[Collected data entries]
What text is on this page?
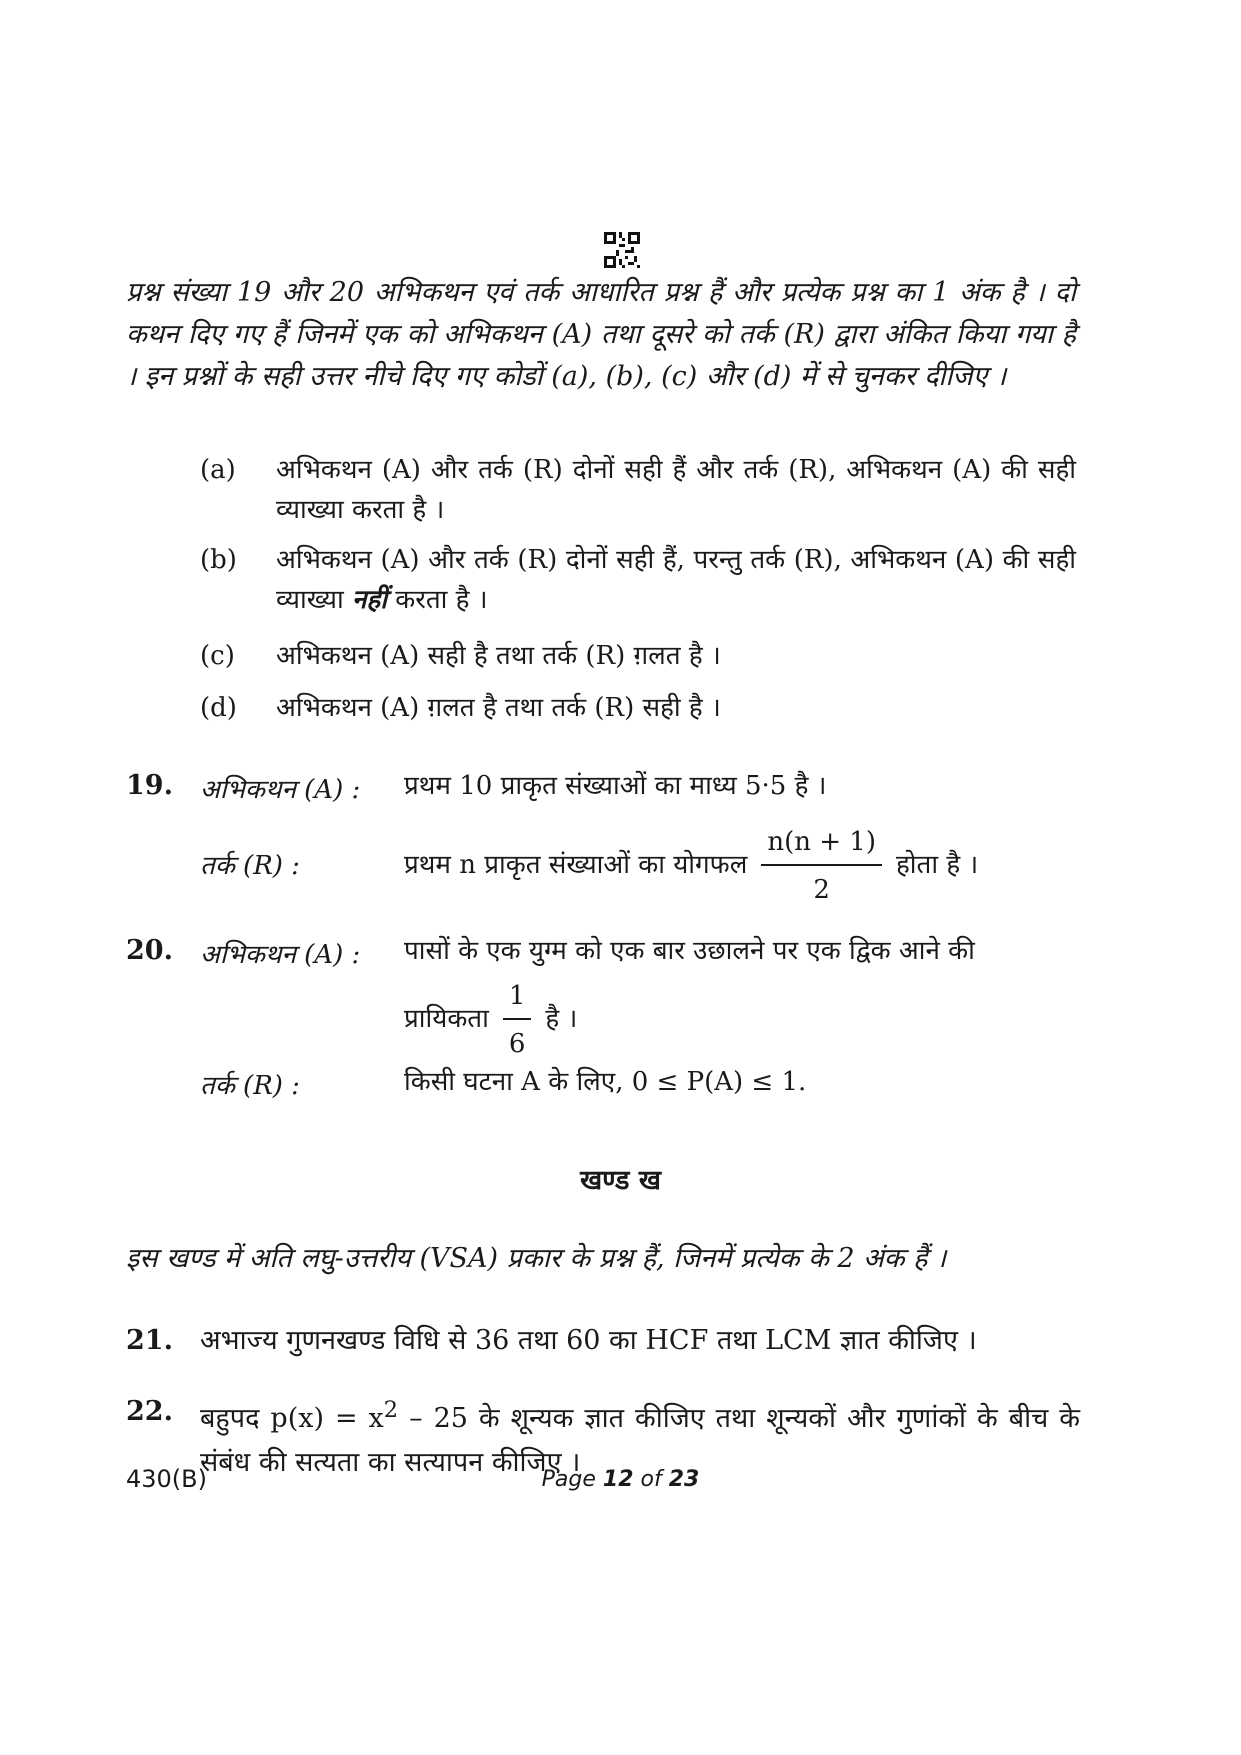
प्रश्न संख्या 19 और 20 अभिकथन एवं तर्क आधारित प्रश्न हैं और प्रत्येक प्रश्न का 1 अंक है । दो कथन दिए गए हैं जिनमें एक को अभिकथन (A) तथा दूसरे को तर्क (R) द्वारा अंकित किया गया है । इन प्रश्नों के सही उत्तर नीचे दिए गए कोडों (a), (b), (c) और (d) में से चुनकर दीजिए ।
(a)	अभिकथन (A) और तर्क (R) दोनों सही हैं और तर्क (R), अभिकथन (A) की सही व्याख्या करता है ।
(b)	अभिकथन (A) और तर्क (R) दोनों सही हैं, परन्तु तर्क (R), अभिकथन (A) की सही व्याख्या नहीं करता है ।
(c)	अभिकथन (A) सही है तथा तर्क (R) ग़लत है ।
(d)	अभिकथन (A) ग़लत है तथा तर्क (R) सही है ।
19. अभिकथन (A) : प्रथम 10 प्राकृत संख्याओं का माध्य 5·5 है ।
तर्क (R) :	प्रथम n प्राकृत संख्याओं का योगफल $\frac{n(n + 1)}{2}$ होता है ।
20. अभिकथन (A) : पासों के एक युग्म को एक बार उछालने पर एक द्विक आने की
प्रायिकता $\frac{1}{6}$ है ।
तर्क (R) :	किसी घटना A के लिए, 0 ≤ P(A) ≤ 1.
खण्ड ख
इस खण्ड में अति लघु-उत्तरीय (VSA) प्रकार के प्रश्न हैं, जिनमें प्रत्येक के 2 अंक हैं ।
21. अभाज्य गुणनखण्ड विधि से 36 तथा 60 का HCF तथा LCM ज्ञात कीजिए ।
22. बहुपद $p(x) = x^2 - 25$ के शून्यक ज्ञात कीजिए तथा शून्यकों और गुणांकों के बीच के संबंध की सत्यता का सत्यापन कीजिए ।
430(B)	Page 12 of 23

→ DO THIS: Omit the pictures, then output the rest of the listing exactly.

→ COMPLETE RESPONSE:
What text is on this page?
प्रश्न संख्या 19 और 20 अभिकथन एवं तर्क आधारित प्रश्न हैं और प्रत्येक प्रश्न का 1 अंक है । दो कथन दिए गए हैं जिनमें एक को अभिकथन (A) तथा दूसरे को तर्क (R) द्वारा अंकित किया गया है । इन प्रश्नों के सही उत्तर नीचे दिए गए कोडों (a), (b), (c) और (d) में से चुनकर दीजिए ।
(a)	अभिकथन (A) और तर्क (R) दोनों सही हैं और तर्क (R), अभिकथन (A) की सही व्याख्या करता है ।
(b)	अभिकथन (A) और तर्क (R) दोनों सही हैं, परन्तु तर्क (R), अभिकथन (A) की सही व्याख्या नहीं करता है ।
(c)	अभिकथन (A) सही है तथा तर्क (R) ग़लत है ।
(d)	अभिकथन (A) ग़लत है तथा तर्क (R) सही है ।
19. अभिकथन (A) : प्रथम 10 प्राकृत संख्याओं का माध्य 5·5 है ।
तर्क (R) :	प्रथम n प्राकृत संख्याओं का योगफल $\frac{n(n + 1)}{2}$ होता है ।
20. अभिकथन (A) : पासों के एक युग्म को एक बार उछालने पर एक द्विक आने की
प्रायिकता $\frac{1}{6}$ है ।
तर्क (R) :	किसी घटना A के लिए, 0 ≤ P(A) ≤ 1.
खण्ड ख
इस खण्ड में अति लघु-उत्तरीय (VSA) प्रकार के प्रश्न हैं, जिनमें प्रत्येक के 2 अंक हैं ।
21. अभाज्य गुणनखण्ड विधि से 36 तथा 60 का HCF तथा LCM ज्ञात कीजिए ।
22. बहुपद $p(x) = x^2 - 25$ के शून्यक ज्ञात कीजिए तथा शून्यकों और गुणांकों के बीच के संबंध की सत्यता का सत्यापन कीजिए ।
430(B)	Page 12 of 23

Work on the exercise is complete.